- **DOCUMENT SECTION**:
[Start of section]
The second principle involves use of non-default fragmentation patterns. In this example, CHOMP uses the SMARTS patterns in the file bondids to generate fragments rather than the default fragmentation scheme.
[End of section]
[Data for document structure recognition]
[Start of section]
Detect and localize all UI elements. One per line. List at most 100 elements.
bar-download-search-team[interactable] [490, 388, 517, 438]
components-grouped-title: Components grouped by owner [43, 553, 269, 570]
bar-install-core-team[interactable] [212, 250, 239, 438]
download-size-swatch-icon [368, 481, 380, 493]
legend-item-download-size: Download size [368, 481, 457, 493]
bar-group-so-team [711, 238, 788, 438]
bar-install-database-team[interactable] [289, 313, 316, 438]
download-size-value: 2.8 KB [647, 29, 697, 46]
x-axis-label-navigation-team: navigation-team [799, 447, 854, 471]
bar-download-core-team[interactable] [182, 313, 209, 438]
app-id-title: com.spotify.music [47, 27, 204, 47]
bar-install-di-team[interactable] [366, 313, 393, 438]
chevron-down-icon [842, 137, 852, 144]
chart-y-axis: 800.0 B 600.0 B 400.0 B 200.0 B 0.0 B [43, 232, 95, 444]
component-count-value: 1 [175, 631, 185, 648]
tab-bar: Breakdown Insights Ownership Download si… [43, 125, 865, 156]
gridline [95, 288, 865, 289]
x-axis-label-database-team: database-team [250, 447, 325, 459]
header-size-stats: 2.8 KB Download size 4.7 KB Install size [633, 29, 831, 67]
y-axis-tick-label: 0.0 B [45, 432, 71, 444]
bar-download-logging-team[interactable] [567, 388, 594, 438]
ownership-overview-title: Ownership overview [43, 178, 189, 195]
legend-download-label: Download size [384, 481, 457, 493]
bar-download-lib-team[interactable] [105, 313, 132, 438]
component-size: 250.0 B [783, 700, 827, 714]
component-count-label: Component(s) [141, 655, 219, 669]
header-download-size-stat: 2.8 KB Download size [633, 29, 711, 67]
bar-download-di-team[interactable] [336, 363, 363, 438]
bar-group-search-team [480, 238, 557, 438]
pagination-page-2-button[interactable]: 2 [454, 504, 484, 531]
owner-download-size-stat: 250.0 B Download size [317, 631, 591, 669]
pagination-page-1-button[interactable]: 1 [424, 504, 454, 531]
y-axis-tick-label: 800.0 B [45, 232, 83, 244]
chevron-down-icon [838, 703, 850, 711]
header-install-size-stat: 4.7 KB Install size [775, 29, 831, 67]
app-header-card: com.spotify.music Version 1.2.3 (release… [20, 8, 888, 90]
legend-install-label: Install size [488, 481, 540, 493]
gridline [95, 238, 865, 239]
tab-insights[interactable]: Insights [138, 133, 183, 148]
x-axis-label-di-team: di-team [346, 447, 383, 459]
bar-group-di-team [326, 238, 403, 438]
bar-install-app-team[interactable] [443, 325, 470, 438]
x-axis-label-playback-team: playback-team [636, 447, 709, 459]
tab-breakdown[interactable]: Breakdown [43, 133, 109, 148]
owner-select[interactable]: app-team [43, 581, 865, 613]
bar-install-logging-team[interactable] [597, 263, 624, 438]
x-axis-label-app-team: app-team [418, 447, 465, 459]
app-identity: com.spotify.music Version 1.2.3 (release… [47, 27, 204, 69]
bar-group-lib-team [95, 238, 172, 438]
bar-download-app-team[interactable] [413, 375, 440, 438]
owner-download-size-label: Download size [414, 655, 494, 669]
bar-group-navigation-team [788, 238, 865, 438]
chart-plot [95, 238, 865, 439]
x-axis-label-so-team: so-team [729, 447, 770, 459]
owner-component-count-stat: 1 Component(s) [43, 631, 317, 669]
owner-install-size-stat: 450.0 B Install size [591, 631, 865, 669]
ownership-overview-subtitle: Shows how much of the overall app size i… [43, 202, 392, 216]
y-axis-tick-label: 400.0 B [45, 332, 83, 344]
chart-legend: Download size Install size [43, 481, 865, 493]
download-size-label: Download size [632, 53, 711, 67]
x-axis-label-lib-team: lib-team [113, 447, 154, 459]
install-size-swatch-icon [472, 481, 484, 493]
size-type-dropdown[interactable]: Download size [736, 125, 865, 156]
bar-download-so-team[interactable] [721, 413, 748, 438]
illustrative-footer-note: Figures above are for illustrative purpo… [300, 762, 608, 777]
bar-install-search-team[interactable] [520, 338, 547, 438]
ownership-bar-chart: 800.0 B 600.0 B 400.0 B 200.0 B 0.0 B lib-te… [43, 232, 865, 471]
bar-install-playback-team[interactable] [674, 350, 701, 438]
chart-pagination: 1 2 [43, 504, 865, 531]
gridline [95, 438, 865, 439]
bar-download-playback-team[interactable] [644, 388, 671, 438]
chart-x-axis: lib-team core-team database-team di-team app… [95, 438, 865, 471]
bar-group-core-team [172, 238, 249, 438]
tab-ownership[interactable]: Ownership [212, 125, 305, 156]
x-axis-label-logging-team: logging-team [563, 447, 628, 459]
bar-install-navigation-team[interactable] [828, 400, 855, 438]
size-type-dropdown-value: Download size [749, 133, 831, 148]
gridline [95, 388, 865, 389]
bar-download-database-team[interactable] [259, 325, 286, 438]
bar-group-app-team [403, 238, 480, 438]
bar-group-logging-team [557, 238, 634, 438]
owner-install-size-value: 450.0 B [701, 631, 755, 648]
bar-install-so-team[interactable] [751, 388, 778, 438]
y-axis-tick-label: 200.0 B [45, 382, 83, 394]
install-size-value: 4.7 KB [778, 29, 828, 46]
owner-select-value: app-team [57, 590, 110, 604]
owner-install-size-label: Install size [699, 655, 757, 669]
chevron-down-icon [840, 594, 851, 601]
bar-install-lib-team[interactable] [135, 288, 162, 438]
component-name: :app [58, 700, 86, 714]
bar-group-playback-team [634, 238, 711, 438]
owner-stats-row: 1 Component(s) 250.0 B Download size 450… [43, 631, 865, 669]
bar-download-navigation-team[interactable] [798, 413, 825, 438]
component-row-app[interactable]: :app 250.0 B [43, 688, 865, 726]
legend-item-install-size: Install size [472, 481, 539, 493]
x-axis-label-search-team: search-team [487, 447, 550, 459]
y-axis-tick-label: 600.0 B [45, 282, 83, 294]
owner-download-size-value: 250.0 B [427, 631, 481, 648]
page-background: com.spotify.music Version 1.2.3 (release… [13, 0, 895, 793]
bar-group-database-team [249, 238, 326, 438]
[End of section]
- **YOUR TASK**: Write the next part of the passage on CHOMP's non-default fragmentation patterns, beginning right after its final sentence. The listing has no connection to the passage on CHOMP's fragmentation patterns.

- **RESPONSE TO THE TASK**:
prompt> chomp -mpi_np 16 -in mymolecules.sdf -out newDB
In this execution, the mymolecules.sdf is read, the molecules are fragmented, 3D conformers are generated and the database is written to the directory newDB. The fragmentation and the more expensive conformer generation will be carried out on 16 local processors. On modern multicore workstations, this parameter is often a highly efficient means to execute CHOMP.